(PROVIDED TEXT):
The labels are curious in one particular respect; each of them bears a stamp which shows the insignia of either the National Military Establishment (NME) or the Department of Defense (DoD)
The NME seal did not come into existence until October 1947 or later and when the NME was redesignated as the DoD in August 1949, the seal was retained.
However, although the stamp bears that insignia, the name of the organisation shown on the stamp does not appear to be either the NME or the DoD.
Unfortunately, the stamp imprint shown on each of the photocopies is of poor quality and the name of the organisation is illegible, however, the general consensus is that the last of three words shown is AGENCY. The second word could be INTELLIGENCE and this raises an interesting possibility that the organisation shown is the CENTRAL INTELLIGENCE AGENCY, the letter spacing conceivably matching the stamp.
The CIA was part of the NME, which also encompassed the army, navy and air force. Both the CIA and the NME were formed under the National Security Act of 1947, a Congressional act signed into law on 26 July 1947. The NME seal was approved shortly thereafter, but the CIA did not have there own, distinctly different, seal until one was approved by President Truman on 17 February, 1950.
During the period from July 1947 to February 1950, could the CIA have used an unofficial seal, or stamp, which was effectively the seal of the NME with the name of the NME replaced by the CIA's?
My written query to the Chief Historian at the CIA brought a response from the Center for the Study of Intelligence which confirmed, "I have seen no instance where the CIA used a National Military Establishment seal prior to President Truman's 1950 approval of the present Agency seal".
One further possibility, and conceivably the "best fit", is the DEFENCE INTELLIGENCE AGENCY, however, the DIA did not became operational until 1 October 1961 and this would not equate with the story of the reel's origins.
* The Cameraman *
During August of last year, news leaked that the cameraman had agreed to answer some further questions. As Kiviat later confirmed, Ray Santilli had "arranged to have the cameraman answer 25 of my questions concerning the story".

(INSTRUCTIONS TO FOLLOW): Carry on the piece about the reel's stamped labels and its cameraman, starting right after its final sentence.

(PROVIDED DATA):
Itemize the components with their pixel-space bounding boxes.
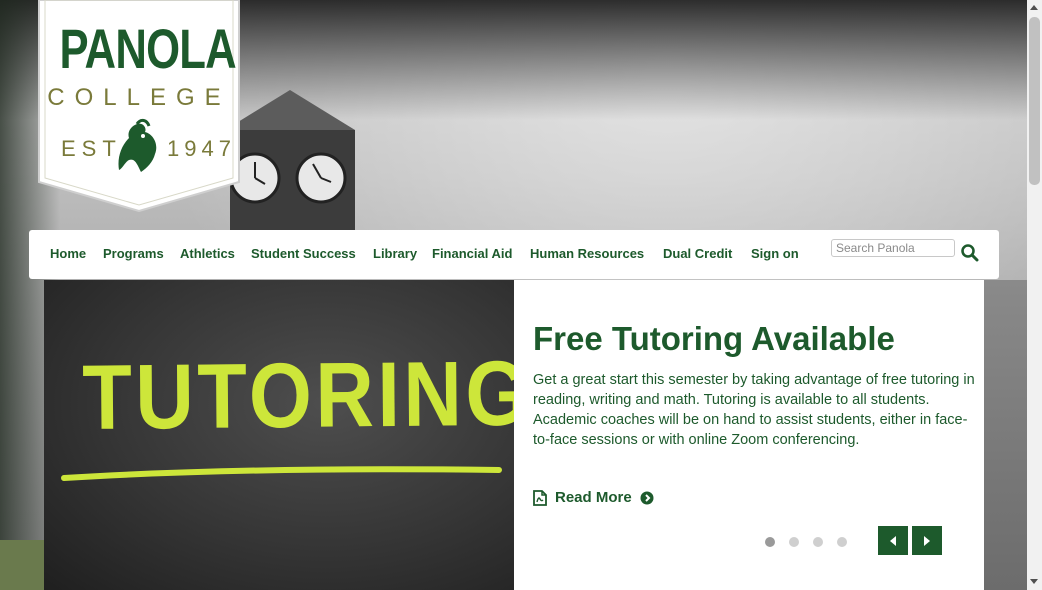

(EXPECTED ANSWER):
It's understood that on 12th July, 1996, the tape was delivered to Robert Kiviat and Gary Shoefield at a prearranged hotel room in New York. Kiviat was allowed to watch the video three times, but was not given the tape.
The tape was handed over by a man who claimed to be the cameraman's son.
I asked Ray Santilli if he would like to comment on this disclosure and he replied, "I am sorry that news of the cameraman's interview is out, however please note at present there are no plans to use it".
He added, "The whole thing will be attempted again later this year".
During subsequent discussions, Santilli told me about his dilemma with the tape.
"The content of the cameraman's interview really wasn't the problem. The problem revolved around the way in which it was filmed. To cut a long story short he insisted on filming it himself as he wanted to be in control of the lighting and the style of the interview - he wanted his image in silhouette. However expert he may of been with film in the old days, he made a complete mess of the shoot on digital tape because by turning up the brightness of any viewer you could get a clear picture of the man himself. The other problem was his nervousness - for the most part you can see him shaking".
At the beginning of this year, Fuji TV in Japan were the first to broadcast the video. A copy of the program was speedily acquired by sources in the United States and using video capture equipment, images of the person claiming to be the cameraman were made available via the internet.
Ray Santilli's company, Orbital Media Ltd. - formerly known as Roswell Footage Ltd. - have written to a number of publishers strictly forbidding publication of these images.
As the lighting does not provide a complete silhouette, the person on screen is recognisable, although not necessarily identifiable. He's an apparently broad shouldered, elderly man and is wearing a dark coloured shirt and a baseball cap. He's seated and looking directly at the camera. Behind him and to the right is a large, bright light, directed towards his back with the intention of creating a silhouette.
The opinion from those in the US who have now seen this video, is that the person on camera has a mid-west accent.
A transcript of the video has also been made available and it does not contain any significant new information.
* Back in Time *
The Cleveland visit in the summer of 1992 is factual and it seems Ray Santilli did acquire a significant collection of Elvis Presley film clips and memorabilia.
One of the first people he spoke to about the alleged "Roswell" footage was Carl Nagaitis, a journalist with an interest in the Elvis Presley story.
Nagaitis was also to co-author "Without Consent", a book on the subject of "alien abductions". The co-author was Philip Mantle, at that time Director of Investigations for BUFORA.
I discussed the case with both of them and they helpfully clarified the background.
Via Mantle, Nagaitis released a statement explaining his involvement:
"This is to confirm that I first met Ray Santilli in l992 while researching an article for the Sunday People about some never-before-seen photos of Elvis Presley. Ray was interested in selling the rights to the story through a national newspaper.
Although we didn't do a deal, Ray and I got on well and he told me how he had made many trips to the USA in search of the material.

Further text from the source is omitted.